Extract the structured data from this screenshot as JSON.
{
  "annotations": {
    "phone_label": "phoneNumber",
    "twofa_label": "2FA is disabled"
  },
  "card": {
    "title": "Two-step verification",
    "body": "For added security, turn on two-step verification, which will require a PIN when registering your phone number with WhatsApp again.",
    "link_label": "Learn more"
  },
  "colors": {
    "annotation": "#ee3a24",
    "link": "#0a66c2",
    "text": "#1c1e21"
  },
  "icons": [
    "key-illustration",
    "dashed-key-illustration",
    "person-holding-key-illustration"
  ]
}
***
• _Task requirements_: Transcribe every entry exactly, omitting nothing.

• _Right answer_:
Extract the structured data from this screenshot as JSON.
{
  "annotations": {
    "phone_label": "phoneNumber",
    "twofa_label": "2FA is disabled"
  },
  "card": {
    "title": "Two-step verification",
    "body": "For added security, turn on two-step verification, which will require a PIN when registering your phone number with WhatsApp again.",
    "link_label": "Learn more"
  },
  "colors": {
    "annotation": "#ee3a24",
    "link": "#0a66c2",
    "text": "#1c1e21"
  },
  "icons": [
    "key-illustration",
    "dashed-key-illustration",
    "person-holding-key-illustration"
  ]
}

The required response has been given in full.